◆ EXERCISE DETAILS
Go over the listing below line by line and tally those containing "Europe". Give only the tally.

# GIVEN INFORMATION start

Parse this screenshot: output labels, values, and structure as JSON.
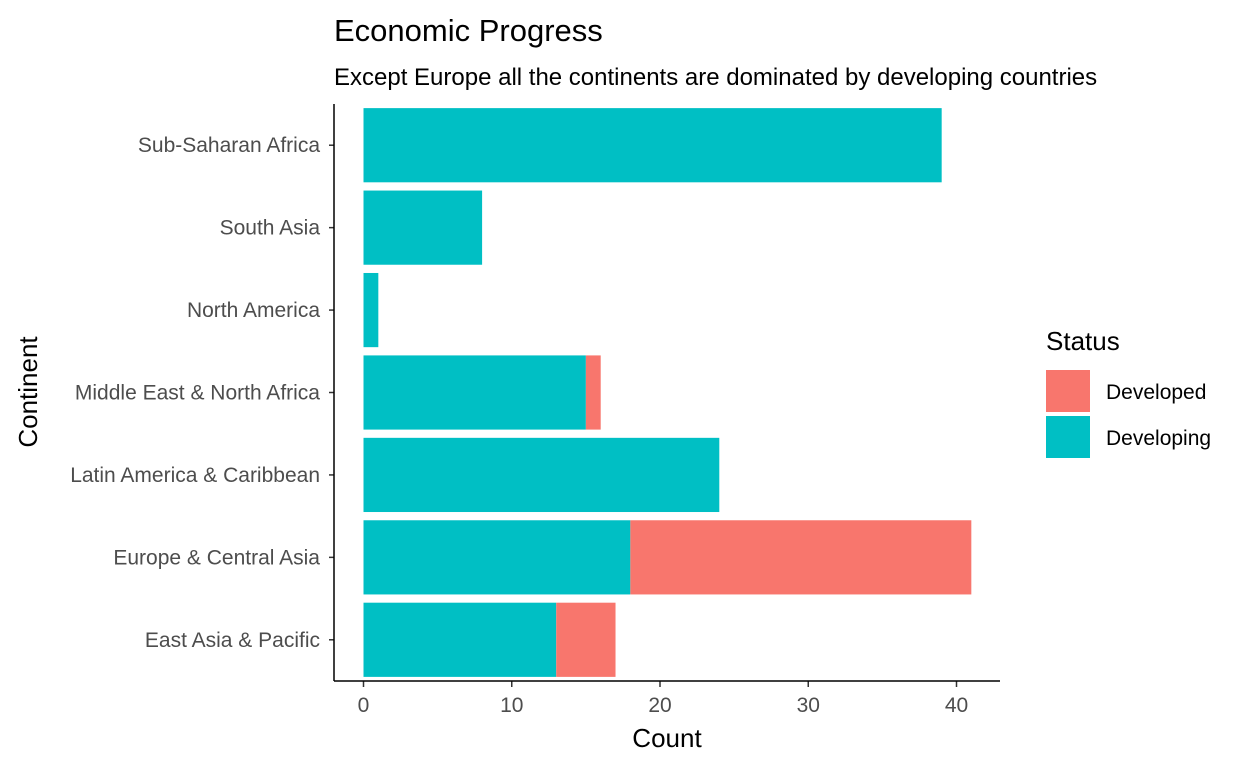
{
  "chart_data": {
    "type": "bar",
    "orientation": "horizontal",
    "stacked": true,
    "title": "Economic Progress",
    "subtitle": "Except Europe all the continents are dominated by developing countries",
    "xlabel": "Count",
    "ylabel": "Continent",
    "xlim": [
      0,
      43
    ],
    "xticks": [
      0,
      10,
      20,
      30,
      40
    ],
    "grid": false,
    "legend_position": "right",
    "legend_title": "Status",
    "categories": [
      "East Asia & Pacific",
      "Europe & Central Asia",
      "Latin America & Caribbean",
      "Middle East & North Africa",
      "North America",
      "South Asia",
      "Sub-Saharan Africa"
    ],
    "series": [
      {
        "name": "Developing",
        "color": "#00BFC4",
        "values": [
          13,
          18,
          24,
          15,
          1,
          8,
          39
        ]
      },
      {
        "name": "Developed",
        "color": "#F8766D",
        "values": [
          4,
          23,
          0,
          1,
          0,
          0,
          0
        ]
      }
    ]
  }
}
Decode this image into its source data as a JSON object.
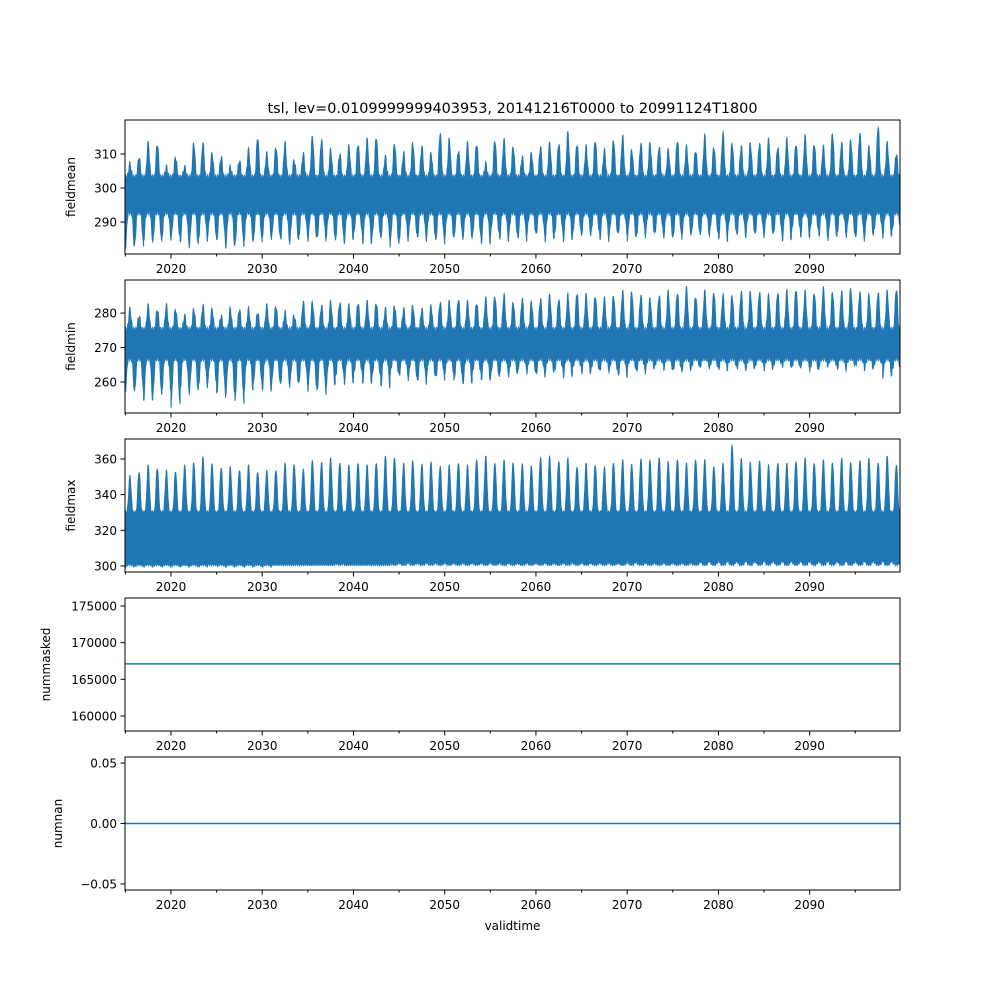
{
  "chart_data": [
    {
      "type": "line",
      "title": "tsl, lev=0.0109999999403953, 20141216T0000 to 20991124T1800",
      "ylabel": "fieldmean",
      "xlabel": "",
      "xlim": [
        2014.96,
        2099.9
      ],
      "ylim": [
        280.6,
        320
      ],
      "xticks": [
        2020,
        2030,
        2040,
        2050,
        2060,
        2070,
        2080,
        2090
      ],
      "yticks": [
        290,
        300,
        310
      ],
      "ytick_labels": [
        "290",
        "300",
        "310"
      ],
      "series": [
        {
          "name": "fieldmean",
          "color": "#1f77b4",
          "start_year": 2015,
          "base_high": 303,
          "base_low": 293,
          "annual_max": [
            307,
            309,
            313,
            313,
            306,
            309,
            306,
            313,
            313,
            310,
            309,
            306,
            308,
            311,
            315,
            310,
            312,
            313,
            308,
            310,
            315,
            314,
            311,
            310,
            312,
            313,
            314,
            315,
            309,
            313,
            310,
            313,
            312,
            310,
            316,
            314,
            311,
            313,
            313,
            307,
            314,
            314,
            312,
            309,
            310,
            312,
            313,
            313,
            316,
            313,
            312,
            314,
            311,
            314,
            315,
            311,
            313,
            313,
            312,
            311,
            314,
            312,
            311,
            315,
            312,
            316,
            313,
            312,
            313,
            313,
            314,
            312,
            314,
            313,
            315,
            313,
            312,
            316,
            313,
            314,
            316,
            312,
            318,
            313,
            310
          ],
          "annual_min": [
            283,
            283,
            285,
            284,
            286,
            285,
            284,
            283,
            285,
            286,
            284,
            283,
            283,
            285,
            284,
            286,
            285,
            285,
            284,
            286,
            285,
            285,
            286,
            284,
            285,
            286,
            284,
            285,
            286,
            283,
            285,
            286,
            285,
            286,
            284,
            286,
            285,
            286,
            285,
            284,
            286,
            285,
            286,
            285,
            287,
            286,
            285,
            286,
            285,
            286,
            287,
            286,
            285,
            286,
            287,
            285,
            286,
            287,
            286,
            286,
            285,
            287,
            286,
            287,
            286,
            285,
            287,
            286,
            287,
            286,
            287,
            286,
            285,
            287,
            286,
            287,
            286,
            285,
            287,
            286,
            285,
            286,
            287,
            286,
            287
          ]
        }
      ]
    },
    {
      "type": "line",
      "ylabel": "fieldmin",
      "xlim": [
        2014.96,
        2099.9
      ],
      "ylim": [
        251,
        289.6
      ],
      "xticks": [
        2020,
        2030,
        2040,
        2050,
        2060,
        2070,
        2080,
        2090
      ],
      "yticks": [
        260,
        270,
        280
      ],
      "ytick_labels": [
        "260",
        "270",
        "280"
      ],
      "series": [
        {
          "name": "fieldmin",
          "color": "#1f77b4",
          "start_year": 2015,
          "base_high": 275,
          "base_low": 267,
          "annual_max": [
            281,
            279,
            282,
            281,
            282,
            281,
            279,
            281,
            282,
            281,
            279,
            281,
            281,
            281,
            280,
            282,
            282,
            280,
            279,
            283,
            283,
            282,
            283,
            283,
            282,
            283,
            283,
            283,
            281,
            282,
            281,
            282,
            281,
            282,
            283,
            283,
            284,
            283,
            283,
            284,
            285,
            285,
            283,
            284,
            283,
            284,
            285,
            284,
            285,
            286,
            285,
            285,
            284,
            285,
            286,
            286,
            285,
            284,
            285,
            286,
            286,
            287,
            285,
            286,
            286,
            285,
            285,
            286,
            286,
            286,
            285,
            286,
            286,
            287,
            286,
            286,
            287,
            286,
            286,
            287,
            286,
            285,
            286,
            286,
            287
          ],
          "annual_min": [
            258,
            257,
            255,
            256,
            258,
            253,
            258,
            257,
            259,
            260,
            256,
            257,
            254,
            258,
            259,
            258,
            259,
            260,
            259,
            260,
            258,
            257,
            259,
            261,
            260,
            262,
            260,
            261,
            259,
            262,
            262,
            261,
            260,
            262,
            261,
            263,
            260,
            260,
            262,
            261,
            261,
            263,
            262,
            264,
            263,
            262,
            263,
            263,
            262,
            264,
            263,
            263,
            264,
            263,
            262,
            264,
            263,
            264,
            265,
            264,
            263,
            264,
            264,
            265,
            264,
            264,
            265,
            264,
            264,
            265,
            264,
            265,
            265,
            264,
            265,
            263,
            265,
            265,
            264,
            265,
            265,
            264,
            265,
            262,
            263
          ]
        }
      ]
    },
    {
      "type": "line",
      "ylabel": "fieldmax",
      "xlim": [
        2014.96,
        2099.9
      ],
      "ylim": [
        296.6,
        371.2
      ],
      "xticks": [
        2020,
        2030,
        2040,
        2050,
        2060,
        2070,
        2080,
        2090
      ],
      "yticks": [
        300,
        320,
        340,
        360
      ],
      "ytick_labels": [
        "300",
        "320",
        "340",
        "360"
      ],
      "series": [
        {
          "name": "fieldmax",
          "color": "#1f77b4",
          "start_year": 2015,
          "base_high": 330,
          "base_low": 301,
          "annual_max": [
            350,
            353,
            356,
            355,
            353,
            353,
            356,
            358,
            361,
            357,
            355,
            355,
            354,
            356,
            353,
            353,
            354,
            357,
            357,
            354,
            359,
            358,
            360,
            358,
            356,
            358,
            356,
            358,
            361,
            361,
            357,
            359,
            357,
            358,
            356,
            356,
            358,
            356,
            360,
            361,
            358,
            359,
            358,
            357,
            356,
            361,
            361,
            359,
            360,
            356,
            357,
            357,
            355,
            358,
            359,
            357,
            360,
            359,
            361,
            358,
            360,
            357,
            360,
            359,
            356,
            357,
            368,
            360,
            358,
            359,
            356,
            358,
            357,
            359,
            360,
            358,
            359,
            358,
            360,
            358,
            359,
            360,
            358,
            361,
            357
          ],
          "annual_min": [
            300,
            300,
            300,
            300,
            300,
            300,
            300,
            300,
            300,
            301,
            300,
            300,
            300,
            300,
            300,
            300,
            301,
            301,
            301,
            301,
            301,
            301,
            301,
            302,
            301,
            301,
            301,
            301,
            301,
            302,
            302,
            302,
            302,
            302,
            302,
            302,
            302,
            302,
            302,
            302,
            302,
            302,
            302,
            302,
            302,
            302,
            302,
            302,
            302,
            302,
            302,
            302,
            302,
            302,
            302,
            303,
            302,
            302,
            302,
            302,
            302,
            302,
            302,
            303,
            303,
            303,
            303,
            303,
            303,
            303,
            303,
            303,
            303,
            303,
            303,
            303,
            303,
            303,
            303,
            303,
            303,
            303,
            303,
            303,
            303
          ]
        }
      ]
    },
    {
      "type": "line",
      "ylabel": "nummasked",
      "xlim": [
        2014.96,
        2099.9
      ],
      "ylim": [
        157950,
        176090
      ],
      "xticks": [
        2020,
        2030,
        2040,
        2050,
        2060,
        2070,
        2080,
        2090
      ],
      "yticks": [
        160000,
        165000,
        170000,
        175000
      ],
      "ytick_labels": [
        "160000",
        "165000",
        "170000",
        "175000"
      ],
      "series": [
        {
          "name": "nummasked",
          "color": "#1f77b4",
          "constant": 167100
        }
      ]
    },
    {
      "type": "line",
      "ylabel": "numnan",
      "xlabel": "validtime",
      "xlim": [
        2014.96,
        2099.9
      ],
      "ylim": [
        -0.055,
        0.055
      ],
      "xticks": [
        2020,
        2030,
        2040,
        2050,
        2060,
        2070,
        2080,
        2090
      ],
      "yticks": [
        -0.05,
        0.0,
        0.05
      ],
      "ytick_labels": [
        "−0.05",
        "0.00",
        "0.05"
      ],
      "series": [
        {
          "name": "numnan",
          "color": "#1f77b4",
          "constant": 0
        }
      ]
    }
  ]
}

# GIVEN INFORMATION end

◆ SOLUTION TO THIS TASK
2